Provide a single number: the count of lines containing the string "Sample".

[start of Material provided]

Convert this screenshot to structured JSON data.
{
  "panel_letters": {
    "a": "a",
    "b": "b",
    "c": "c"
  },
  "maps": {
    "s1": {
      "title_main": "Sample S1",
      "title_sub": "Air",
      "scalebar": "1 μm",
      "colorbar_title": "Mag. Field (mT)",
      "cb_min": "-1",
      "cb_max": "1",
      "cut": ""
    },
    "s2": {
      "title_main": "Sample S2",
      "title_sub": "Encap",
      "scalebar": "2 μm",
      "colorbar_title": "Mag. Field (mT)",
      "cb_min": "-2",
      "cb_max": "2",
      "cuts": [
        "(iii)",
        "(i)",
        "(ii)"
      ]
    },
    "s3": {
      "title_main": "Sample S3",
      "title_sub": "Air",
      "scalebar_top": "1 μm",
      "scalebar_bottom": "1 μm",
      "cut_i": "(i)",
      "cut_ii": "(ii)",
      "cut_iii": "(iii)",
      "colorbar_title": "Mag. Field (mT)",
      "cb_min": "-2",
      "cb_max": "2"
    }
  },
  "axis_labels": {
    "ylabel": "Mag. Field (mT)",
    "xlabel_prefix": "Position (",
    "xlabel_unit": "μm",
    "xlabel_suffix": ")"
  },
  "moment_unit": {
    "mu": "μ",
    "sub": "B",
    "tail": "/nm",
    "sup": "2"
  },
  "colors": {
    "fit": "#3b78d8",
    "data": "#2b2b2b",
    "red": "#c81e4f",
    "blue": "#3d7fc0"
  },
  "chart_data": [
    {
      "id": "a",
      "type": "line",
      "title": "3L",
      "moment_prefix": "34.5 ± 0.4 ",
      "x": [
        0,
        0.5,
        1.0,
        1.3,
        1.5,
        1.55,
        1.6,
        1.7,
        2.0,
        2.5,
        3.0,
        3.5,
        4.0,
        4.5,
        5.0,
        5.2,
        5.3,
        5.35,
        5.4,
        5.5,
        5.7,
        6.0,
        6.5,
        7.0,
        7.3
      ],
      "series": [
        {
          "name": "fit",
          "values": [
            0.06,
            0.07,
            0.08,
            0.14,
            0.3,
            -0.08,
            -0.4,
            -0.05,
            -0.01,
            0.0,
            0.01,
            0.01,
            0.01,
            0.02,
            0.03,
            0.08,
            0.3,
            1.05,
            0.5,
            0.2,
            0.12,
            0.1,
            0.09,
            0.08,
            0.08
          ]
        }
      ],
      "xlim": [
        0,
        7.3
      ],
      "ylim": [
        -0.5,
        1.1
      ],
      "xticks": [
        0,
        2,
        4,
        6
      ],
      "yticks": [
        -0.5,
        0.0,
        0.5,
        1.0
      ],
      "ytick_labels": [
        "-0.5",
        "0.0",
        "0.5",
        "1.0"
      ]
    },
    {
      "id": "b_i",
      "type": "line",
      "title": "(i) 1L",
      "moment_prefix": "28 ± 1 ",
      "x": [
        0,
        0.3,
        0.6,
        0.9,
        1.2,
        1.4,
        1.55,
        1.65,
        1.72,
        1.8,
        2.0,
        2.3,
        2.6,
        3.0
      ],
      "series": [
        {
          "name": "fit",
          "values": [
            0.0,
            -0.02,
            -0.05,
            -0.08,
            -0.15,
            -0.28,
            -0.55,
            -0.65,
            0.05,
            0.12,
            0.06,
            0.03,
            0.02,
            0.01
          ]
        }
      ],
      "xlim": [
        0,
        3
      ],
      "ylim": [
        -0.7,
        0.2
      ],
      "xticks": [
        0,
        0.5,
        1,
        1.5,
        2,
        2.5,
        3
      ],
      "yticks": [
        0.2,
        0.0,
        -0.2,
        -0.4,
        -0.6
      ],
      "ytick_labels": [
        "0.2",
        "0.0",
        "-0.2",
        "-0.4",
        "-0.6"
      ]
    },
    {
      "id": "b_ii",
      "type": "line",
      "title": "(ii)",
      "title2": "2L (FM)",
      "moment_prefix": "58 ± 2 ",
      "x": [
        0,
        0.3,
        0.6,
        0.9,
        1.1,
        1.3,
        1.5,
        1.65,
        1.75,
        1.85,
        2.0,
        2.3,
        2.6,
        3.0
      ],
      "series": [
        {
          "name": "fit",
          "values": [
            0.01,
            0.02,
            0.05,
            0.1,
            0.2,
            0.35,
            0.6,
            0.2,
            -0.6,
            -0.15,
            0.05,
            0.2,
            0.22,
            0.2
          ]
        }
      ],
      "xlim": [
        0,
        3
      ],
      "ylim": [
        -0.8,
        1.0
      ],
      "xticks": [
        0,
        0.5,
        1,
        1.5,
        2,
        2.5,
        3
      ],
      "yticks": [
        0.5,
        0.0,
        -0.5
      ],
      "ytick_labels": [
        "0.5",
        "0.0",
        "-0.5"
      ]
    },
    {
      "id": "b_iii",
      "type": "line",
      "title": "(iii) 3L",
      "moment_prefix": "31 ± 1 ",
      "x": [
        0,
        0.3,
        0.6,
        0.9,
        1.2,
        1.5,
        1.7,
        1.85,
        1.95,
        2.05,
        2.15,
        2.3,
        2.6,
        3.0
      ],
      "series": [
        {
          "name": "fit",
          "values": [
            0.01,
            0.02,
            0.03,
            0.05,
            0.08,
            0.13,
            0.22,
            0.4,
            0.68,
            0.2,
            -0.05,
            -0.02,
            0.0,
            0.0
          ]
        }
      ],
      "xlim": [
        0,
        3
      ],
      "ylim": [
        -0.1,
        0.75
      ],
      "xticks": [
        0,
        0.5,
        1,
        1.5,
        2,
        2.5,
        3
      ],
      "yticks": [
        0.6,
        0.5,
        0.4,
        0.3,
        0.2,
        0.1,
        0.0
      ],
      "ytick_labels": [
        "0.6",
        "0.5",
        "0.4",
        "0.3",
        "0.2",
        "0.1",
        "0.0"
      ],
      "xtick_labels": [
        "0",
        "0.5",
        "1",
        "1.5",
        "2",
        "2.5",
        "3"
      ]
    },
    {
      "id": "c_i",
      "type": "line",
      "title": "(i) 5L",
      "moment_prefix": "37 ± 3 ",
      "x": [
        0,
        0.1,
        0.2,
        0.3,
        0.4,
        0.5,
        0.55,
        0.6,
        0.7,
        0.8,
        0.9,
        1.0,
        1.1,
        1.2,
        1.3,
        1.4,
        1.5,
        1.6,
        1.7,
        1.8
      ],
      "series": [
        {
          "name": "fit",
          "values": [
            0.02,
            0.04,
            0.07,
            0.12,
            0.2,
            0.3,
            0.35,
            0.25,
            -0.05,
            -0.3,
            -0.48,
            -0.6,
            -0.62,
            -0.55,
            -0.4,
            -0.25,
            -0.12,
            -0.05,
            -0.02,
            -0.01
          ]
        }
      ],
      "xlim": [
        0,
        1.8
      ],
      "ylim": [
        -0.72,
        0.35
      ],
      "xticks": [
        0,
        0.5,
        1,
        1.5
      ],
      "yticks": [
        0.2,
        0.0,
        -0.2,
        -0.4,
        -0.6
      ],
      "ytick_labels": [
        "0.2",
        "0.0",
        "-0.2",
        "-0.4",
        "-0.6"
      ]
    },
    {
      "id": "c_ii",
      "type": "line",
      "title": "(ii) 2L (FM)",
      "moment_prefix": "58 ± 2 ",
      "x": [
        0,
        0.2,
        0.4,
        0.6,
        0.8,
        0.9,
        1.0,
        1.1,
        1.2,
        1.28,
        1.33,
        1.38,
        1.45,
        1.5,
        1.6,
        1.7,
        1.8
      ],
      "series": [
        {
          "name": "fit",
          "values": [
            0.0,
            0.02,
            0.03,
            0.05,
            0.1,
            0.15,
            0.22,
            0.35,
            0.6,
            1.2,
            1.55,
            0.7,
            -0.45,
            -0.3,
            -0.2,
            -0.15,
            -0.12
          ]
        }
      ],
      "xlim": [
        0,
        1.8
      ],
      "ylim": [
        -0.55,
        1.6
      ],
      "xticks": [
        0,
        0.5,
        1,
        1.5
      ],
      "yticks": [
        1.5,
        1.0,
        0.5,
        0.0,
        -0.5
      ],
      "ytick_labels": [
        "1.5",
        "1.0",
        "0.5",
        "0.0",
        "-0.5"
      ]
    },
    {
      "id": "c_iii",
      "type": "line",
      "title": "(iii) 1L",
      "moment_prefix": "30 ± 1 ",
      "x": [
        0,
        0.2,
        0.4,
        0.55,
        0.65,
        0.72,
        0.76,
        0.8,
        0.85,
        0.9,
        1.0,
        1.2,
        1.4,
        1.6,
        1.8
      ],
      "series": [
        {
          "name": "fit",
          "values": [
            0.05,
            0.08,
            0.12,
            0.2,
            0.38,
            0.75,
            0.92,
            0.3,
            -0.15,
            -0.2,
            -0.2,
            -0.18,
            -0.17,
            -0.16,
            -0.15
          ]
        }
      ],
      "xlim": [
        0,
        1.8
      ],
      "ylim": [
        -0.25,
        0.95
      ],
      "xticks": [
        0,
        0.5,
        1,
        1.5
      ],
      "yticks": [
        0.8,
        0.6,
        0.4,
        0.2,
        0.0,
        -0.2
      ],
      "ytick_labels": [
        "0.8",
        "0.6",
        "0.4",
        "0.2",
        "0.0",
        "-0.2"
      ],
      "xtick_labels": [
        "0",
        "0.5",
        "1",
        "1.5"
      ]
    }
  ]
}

[end of Material provided]

- Solution to the problem:
3